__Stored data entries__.

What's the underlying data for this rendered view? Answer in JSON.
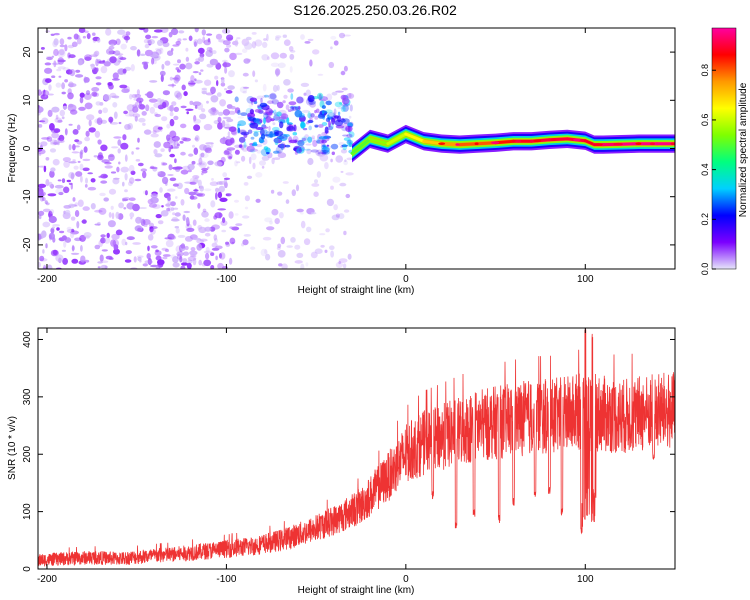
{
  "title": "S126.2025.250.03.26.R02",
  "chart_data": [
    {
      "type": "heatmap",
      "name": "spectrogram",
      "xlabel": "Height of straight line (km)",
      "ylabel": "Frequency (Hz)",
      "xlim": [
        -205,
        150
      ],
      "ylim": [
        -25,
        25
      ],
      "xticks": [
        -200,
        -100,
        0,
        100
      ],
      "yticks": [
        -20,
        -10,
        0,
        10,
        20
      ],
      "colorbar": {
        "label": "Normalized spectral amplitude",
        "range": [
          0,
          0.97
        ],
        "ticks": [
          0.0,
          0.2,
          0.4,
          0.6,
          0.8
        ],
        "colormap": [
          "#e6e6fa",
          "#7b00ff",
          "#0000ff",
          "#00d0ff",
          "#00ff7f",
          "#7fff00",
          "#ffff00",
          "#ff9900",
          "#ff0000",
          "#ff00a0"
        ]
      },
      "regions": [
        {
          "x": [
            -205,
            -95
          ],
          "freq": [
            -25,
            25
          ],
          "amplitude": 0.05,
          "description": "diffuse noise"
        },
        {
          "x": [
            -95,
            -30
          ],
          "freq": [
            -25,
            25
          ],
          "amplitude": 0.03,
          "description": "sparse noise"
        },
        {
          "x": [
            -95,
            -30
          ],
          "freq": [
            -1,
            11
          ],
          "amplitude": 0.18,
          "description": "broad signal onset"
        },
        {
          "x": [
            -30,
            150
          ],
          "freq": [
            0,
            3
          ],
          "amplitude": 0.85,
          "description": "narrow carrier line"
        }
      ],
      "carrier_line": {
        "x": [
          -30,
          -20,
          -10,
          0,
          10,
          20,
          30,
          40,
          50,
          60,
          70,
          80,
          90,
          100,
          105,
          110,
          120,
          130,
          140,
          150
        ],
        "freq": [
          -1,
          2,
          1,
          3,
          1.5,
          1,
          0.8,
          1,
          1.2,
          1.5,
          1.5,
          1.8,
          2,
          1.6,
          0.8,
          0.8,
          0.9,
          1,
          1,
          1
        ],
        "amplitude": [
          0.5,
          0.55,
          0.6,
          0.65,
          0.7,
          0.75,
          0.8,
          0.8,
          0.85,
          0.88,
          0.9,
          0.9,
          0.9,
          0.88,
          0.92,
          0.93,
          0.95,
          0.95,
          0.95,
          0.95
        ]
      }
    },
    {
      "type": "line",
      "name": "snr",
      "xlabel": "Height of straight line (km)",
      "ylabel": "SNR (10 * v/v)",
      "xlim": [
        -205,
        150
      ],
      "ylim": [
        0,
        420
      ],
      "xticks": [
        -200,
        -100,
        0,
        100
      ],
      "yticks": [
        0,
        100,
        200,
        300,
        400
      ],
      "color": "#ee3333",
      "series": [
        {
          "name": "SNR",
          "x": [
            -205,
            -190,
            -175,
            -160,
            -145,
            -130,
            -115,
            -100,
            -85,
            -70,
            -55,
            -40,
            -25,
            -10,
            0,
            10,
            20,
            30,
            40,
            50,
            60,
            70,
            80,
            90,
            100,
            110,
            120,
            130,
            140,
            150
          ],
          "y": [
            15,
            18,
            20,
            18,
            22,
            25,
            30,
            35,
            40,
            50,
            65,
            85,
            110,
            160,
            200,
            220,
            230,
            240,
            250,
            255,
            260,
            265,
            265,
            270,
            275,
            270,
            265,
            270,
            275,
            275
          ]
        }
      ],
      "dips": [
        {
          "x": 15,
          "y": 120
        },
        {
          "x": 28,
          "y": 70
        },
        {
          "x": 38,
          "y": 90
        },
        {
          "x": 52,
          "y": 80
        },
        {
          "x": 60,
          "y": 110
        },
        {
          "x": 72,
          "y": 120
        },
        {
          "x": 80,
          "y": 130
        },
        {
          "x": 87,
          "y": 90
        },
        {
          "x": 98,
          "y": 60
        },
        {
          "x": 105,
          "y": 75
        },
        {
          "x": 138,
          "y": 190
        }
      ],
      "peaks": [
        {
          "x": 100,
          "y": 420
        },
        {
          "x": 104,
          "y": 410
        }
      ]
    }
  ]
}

__EXERCISE OBJECTIVE__. Write out the material above again, word for word, minus its pictures.

__RESULT BELOW__.
What's the underlying data for this rendered view? Answer in JSON.
{
  "title": "S126.2025.250.03.26.R02",
  "chart_data": [
    {
      "type": "heatmap",
      "name": "spectrogram",
      "xlabel": "Height of straight line (km)",
      "ylabel": "Frequency (Hz)",
      "xlim": [
        -205,
        150
      ],
      "ylim": [
        -25,
        25
      ],
      "xticks": [
        -200,
        -100,
        0,
        100
      ],
      "yticks": [
        -20,
        -10,
        0,
        10,
        20
      ],
      "colorbar": {
        "label": "Normalized spectral amplitude",
        "range": [
          0,
          0.97
        ],
        "ticks": [
          0.0,
          0.2,
          0.4,
          0.6,
          0.8
        ],
        "colormap": [
          "#e6e6fa",
          "#7b00ff",
          "#0000ff",
          "#00d0ff",
          "#00ff7f",
          "#7fff00",
          "#ffff00",
          "#ff9900",
          "#ff0000",
          "#ff00a0"
        ]
      },
      "regions": [
        {
          "x": [
            -205,
            -95
          ],
          "freq": [
            -25,
            25
          ],
          "amplitude": 0.05,
          "description": "diffuse noise"
        },
        {
          "x": [
            -95,
            -30
          ],
          "freq": [
            -25,
            25
          ],
          "amplitude": 0.03,
          "description": "sparse noise"
        },
        {
          "x": [
            -95,
            -30
          ],
          "freq": [
            -1,
            11
          ],
          "amplitude": 0.18,
          "description": "broad signal onset"
        },
        {
          "x": [
            -30,
            150
          ],
          "freq": [
            0,
            3
          ],
          "amplitude": 0.85,
          "description": "narrow carrier line"
        }
      ],
      "carrier_line": {
        "x": [
          -30,
          -20,
          -10,
          0,
          10,
          20,
          30,
          40,
          50,
          60,
          70,
          80,
          90,
          100,
          105,
          110,
          120,
          130,
          140,
          150
        ],
        "freq": [
          -1,
          2,
          1,
          3,
          1.5,
          1,
          0.8,
          1,
          1.2,
          1.5,
          1.5,
          1.8,
          2,
          1.6,
          0.8,
          0.8,
          0.9,
          1,
          1,
          1
        ],
        "amplitude": [
          0.5,
          0.55,
          0.6,
          0.65,
          0.7,
          0.75,
          0.8,
          0.8,
          0.85,
          0.88,
          0.9,
          0.9,
          0.9,
          0.88,
          0.92,
          0.93,
          0.95,
          0.95,
          0.95,
          0.95
        ]
      }
    },
    {
      "type": "line",
      "name": "snr",
      "xlabel": "Height of straight line (km)",
      "ylabel": "SNR (10 * v/v)",
      "xlim": [
        -205,
        150
      ],
      "ylim": [
        0,
        420
      ],
      "xticks": [
        -200,
        -100,
        0,
        100
      ],
      "yticks": [
        0,
        100,
        200,
        300,
        400
      ],
      "color": "#ee3333",
      "series": [
        {
          "name": "SNR",
          "x": [
            -205,
            -190,
            -175,
            -160,
            -145,
            -130,
            -115,
            -100,
            -85,
            -70,
            -55,
            -40,
            -25,
            -10,
            0,
            10,
            20,
            30,
            40,
            50,
            60,
            70,
            80,
            90,
            100,
            110,
            120,
            130,
            140,
            150
          ],
          "y": [
            15,
            18,
            20,
            18,
            22,
            25,
            30,
            35,
            40,
            50,
            65,
            85,
            110,
            160,
            200,
            220,
            230,
            240,
            250,
            255,
            260,
            265,
            265,
            270,
            275,
            270,
            265,
            270,
            275,
            275
          ]
        }
      ],
      "dips": [
        {
          "x": 15,
          "y": 120
        },
        {
          "x": 28,
          "y": 70
        },
        {
          "x": 38,
          "y": 90
        },
        {
          "x": 52,
          "y": 80
        },
        {
          "x": 60,
          "y": 110
        },
        {
          "x": 72,
          "y": 120
        },
        {
          "x": 80,
          "y": 130
        },
        {
          "x": 87,
          "y": 90
        },
        {
          "x": 98,
          "y": 60
        },
        {
          "x": 105,
          "y": 75
        },
        {
          "x": 138,
          "y": 190
        }
      ],
      "peaks": [
        {
          "x": 100,
          "y": 420
        },
        {
          "x": 104,
          "y": 410
        }
      ]
    }
  ]
}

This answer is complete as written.